What you hand back must match the listing exactly.

▶ [Data section]:
================
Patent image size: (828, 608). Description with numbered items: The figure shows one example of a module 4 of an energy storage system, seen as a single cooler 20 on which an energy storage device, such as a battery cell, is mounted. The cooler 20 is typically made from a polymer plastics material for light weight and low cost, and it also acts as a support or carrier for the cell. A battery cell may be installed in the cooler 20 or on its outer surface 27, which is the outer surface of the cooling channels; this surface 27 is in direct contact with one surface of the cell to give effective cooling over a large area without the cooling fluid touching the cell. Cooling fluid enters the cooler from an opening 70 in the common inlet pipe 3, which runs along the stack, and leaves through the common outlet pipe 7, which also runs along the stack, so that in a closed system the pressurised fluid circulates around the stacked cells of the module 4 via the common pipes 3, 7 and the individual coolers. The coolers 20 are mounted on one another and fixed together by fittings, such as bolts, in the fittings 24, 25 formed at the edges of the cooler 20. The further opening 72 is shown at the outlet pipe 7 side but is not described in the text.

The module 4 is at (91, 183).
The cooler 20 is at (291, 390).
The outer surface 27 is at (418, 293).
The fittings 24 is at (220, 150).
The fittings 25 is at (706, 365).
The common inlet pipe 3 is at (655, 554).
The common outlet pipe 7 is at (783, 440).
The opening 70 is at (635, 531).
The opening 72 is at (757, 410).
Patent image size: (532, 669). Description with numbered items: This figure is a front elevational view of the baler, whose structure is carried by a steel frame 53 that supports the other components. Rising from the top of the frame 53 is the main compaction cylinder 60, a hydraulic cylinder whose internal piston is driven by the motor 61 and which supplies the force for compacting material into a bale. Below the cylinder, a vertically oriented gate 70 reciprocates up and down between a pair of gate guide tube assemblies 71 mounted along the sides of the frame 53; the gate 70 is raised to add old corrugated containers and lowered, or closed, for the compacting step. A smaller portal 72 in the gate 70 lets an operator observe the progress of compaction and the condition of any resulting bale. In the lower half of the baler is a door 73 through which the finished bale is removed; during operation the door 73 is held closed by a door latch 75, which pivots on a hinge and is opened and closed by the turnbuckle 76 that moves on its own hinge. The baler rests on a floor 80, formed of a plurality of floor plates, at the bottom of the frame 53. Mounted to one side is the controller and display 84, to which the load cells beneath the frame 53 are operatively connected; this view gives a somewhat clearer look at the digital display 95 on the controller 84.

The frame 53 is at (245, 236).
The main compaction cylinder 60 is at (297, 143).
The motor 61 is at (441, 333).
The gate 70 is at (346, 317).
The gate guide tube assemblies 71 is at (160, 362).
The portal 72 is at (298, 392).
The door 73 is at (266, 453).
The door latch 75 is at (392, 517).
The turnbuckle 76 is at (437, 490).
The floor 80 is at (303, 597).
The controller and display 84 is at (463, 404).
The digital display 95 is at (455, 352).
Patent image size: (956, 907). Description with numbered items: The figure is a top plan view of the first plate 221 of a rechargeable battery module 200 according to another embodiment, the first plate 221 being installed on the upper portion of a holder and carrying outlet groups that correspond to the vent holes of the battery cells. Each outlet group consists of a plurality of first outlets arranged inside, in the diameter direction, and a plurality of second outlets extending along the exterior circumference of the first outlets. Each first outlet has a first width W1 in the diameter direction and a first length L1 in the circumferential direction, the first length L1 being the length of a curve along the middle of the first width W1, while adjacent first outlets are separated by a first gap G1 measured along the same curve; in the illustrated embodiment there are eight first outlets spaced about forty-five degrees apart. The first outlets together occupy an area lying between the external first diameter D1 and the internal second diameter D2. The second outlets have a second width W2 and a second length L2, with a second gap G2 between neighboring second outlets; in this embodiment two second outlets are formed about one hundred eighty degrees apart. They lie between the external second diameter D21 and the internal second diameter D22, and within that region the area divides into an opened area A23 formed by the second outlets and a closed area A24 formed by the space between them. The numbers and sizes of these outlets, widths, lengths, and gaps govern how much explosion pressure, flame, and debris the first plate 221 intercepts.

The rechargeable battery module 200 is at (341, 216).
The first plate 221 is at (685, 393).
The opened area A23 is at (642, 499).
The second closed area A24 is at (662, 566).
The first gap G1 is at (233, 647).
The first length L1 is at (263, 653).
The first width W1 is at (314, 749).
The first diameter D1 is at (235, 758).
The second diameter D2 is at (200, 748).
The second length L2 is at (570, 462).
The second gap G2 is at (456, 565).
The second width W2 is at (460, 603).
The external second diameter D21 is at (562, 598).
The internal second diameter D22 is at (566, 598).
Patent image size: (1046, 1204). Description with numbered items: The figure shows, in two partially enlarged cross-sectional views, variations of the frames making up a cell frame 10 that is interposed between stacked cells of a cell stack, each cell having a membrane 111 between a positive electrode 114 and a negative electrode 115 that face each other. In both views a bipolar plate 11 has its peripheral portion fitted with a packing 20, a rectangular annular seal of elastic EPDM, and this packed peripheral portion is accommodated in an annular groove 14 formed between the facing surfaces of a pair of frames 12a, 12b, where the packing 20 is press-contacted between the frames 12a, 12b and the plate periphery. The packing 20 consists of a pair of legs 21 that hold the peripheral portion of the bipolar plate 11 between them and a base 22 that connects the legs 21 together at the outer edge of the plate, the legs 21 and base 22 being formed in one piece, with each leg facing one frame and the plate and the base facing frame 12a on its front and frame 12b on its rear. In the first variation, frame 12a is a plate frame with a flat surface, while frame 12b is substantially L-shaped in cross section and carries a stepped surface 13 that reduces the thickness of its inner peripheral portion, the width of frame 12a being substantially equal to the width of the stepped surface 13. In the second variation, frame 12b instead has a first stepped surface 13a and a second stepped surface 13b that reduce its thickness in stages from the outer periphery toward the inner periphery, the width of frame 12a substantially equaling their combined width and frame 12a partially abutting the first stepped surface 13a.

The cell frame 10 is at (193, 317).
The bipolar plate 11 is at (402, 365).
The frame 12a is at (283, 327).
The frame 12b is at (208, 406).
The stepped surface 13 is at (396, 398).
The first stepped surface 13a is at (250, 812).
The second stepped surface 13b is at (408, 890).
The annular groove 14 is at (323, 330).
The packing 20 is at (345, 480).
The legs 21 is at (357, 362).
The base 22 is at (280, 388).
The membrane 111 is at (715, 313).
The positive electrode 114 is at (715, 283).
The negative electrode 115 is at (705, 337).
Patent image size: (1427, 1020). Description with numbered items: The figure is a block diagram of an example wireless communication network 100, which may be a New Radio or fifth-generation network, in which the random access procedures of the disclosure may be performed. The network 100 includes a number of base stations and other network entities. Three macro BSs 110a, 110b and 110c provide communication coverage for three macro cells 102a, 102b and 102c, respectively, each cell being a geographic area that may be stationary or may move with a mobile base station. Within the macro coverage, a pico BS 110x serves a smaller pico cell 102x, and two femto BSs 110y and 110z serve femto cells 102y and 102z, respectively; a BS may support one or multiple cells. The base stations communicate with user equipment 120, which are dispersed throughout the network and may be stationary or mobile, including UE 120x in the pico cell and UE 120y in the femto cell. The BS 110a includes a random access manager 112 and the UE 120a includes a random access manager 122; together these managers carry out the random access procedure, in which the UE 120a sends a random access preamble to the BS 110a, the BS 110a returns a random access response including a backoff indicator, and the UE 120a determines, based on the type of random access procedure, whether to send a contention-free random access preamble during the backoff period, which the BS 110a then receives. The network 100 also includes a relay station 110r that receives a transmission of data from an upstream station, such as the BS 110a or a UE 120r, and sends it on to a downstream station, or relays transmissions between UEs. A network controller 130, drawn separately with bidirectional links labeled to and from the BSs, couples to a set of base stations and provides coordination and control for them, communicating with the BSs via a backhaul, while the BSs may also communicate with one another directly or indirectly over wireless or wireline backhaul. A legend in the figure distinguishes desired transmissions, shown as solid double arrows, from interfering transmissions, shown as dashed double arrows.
================
▶ [The completed task]:
Patent image size: (828, 608). Description with numbered items: The figure shows one example of a module 4 of an energy storage system, seen as a single cooler 20 on which an energy storage device, such as a battery cell, is mounted. The cooler 20 is typically made from a polymer plastics material for light weight and low cost, and it also acts as a support or carrier for the cell. A battery cell may be installed in the cooler 20 or on its outer surface 27, which is the outer surface of the cooling channels; this surface 27 is in direct contact with one surface of the cell to give effective cooling over a large area without the cooling fluid touching the cell. Cooling fluid enters the cooler from an opening 70 in the common inlet pipe 3, which runs along the stack, and leaves through the common outlet pipe 7, which also runs along the stack, so that in a closed system the pressurised fluid circulates around the stacked cells of the module 4 via the common pipes 3, 7 and the individual coolers. The coolers 20 are mounted on one another and fixed together by fittings, such as bolts, in the fittings 24, 25 formed at the edges of the cooler 20. The further opening 72 is shown at the outlet pipe 7 side but is not described in the text.

The module 4 is at (91, 183).
The cooler 20 is at (291, 390).
The outer surface 27 is at (418, 293).
The fittings 24 is at (220, 150).
The fittings 25 is at (706, 365).
The common inlet pipe 3 is at (655, 554).
The common outlet pipe 7 is at (783, 440).
The opening 70 is at (635, 531).
The opening 72 is at (757, 410).
Patent image size: (532, 669). Description with numbered items: This figure is a front elevational view of the baler, whose structure is carried by a steel frame 53 that supports the other components. Rising from the top of the frame 53 is the main compaction cylinder 60, a hydraulic cylinder whose internal piston is driven by the motor 61 and which supplies the force for compacting material into a bale. Below the cylinder, a vertically oriented gate 70 reciprocates up and down between a pair of gate guide tube assemblies 71 mounted along the sides of the frame 53; the gate 70 is raised to add old corrugated containers and lowered, or closed, for the compacting step. A smaller portal 72 in the gate 70 lets an operator observe the progress of compaction and the condition of any resulting bale. In the lower half of the baler is a door 73 through which the finished bale is removed; during operation the door 73 is held closed by a door latch 75, which pivots on a hinge and is opened and closed by the turnbuckle 76 that moves on its own hinge. The baler rests on a floor 80, formed of a plurality of floor plates, at the bottom of the frame 53. Mounted to one side is the controller and display 84, to which the load cells beneath the frame 53 are operatively connected; this view gives a somewhat clearer look at the digital display 95 on the controller 84.

The frame 53 is at (245, 236).
The main compaction cylinder 60 is at (297, 143).
The motor 61 is at (441, 333).
The gate 70 is at (346, 317).
The gate guide tube assemblies 71 is at (160, 362).
The portal 72 is at (298, 392).
The door 73 is at (266, 453).
The door latch 75 is at (392, 517).
The turnbuckle 76 is at (437, 490).
The floor 80 is at (303, 597).
The controller and display 84 is at (463, 404).
The digital display 95 is at (455, 352).
Patent image size: (956, 907). Description with numbered items: The figure is a top plan view of the first plate 221 of a rechargeable battery module 200 according to another embodiment, the first plate 221 being installed on the upper portion of a holder and carrying outlet groups that correspond to the vent holes of the battery cells. Each outlet group consists of a plurality of first outlets arranged inside, in the diameter direction, and a plurality of second outlets extending along the exterior circumference of the first outlets. Each first outlet has a first width W1 in the diameter direction and a first length L1 in the circumferential direction, the first length L1 being the length of a curve along the middle of the first width W1, while adjacent first outlets are separated by a first gap G1 measured along the same curve; in the illustrated embodiment there are eight first outlets spaced about forty-five degrees apart. The first outlets together occupy an area lying between the external first diameter D1 and the internal second diameter D2. The second outlets have a second width W2 and a second length L2, with a second gap G2 between neighboring second outlets; in this embodiment two second outlets are formed about one hundred eighty degrees apart. They lie between the external second diameter D21 and the internal second diameter D22, and within that region the area divides into an opened area A23 formed by the second outlets and a closed area A24 formed by the space between them. The numbers and sizes of these outlets, widths, lengths, and gaps govern how much explosion pressure, flame, and debris the first plate 221 intercepts.

The rechargeable battery module 200 is at (341, 216).
The first plate 221 is at (685, 393).
The opened area A23 is at (642, 499).
The second closed area A24 is at (662, 566).
The first gap G1 is at (233, 647).
The first length L1 is at (263, 653).
The first width W1 is at (314, 749).
The first diameter D1 is at (235, 758).
The second diameter D2 is at (200, 748).
The second length L2 is at (570, 462).
The second gap G2 is at (456, 565).
The second width W2 is at (460, 603).
The external second diameter D21 is at (562, 598).
The internal second diameter D22 is at (566, 598).
Patent image size: (1046, 1204). Description with numbered items: The figure shows, in two partially enlarged cross-sectional views, variations of the frames making up a cell frame 10 that is interposed between stacked cells of a cell stack, each cell having a membrane 111 between a positive electrode 114 and a negative electrode 115 that face each other. In both views a bipolar plate 11 has its peripheral portion fitted with a packing 20, a rectangular annular seal of elastic EPDM, and this packed peripheral portion is accommodated in an annular groove 14 formed between the facing surfaces of a pair of frames 12a, 12b, where the packing 20 is press-contacted between the frames 12a, 12b and the plate periphery. The packing 20 consists of a pair of legs 21 that hold the peripheral portion of the bipolar plate 11 between them and a base 22 that connects the legs 21 together at the outer edge of the plate, the legs 21 and base 22 being formed in one piece, with each leg facing one frame and the plate and the base facing frame 12a on its front and frame 12b on its rear. In the first variation, frame 12a is a plate frame with a flat surface, while frame 12b is substantially L-shaped in cross section and carries a stepped surface 13 that reduces the thickness of its inner peripheral portion, the width of frame 12a being substantially equal to the width of the stepped surface 13. In the second variation, frame 12b instead has a first stepped surface 13a and a second stepped surface 13b that reduce its thickness in stages from the outer periphery toward the inner periphery, the width of frame 12a substantially equaling their combined width and frame 12a partially abutting the first stepped surface 13a.

The cell frame 10 is at (193, 317).
The bipolar plate 11 is at (402, 365).
The frame 12a is at (283, 327).
The frame 12b is at (208, 406).
The stepped surface 13 is at (396, 398).
The first stepped surface 13a is at (250, 812).
The second stepped surface 13b is at (408, 890).
The annular groove 14 is at (323, 330).
The packing 20 is at (345, 480).
The legs 21 is at (357, 362).
The base 22 is at (280, 388).
The membrane 111 is at (715, 313).
The positive electrode 114 is at (715, 283).
The negative electrode 115 is at (705, 337).
Patent image size: (1427, 1020). Description with numbered items: The figure is a block diagram of an example wireless communication network 100, which may be a New Radio or fifth-generation network, in which the random access procedures of the disclosure may be performed. The network 100 includes a number of base stations and other network entities. Three macro BSs 110a, 110b and 110c provide communication coverage for three macro cells 102a, 102b and 102c, respectively, each cell being a geographic area that may be stationary or may move with a mobile base station. Within the macro coverage, a pico BS 110x serves a smaller pico cell 102x, and two femto BSs 110y and 110z serve femto cells 102y and 102z, respectively; a BS may support one or multiple cells. The base stations communicate with user equipment 120, which are dispersed throughout the network and may be stationary or mobile, including UE 120x in the pico cell and UE 120y in the femto cell. The BS 110a includes a random access manager 112 and the UE 120a includes a random access manager 122; together these managers carry out the random access procedure, in which the UE 120a sends a random access preamble to the BS 110a, the BS 110a returns a random access response including a backoff indicator, and the UE 120a determines, based on the type of random access procedure, whether to send a contention-free random access preamble during the backoff period, which the BS 110a then receives. The network 100 also includes a relay station 110r that receives a transmission of data from an upstream station, such as the BS 110a or a UE 120r, and sends it on to a downstream station, or relays transmissions between UEs. A network controller 130, drawn separately with bidirectional links labeled to and from the BSs, couples to a set of base stations and provides coordination and control for them, communicating with the BSs via a backhaul, while the BSs may also communicate with one another directly or indirectly over wireless or wireline backhaul. A legend in the figure distinguishes desired transmissions, shown as solid double arrows, from interfering transmissions, shown as dashed double arrows.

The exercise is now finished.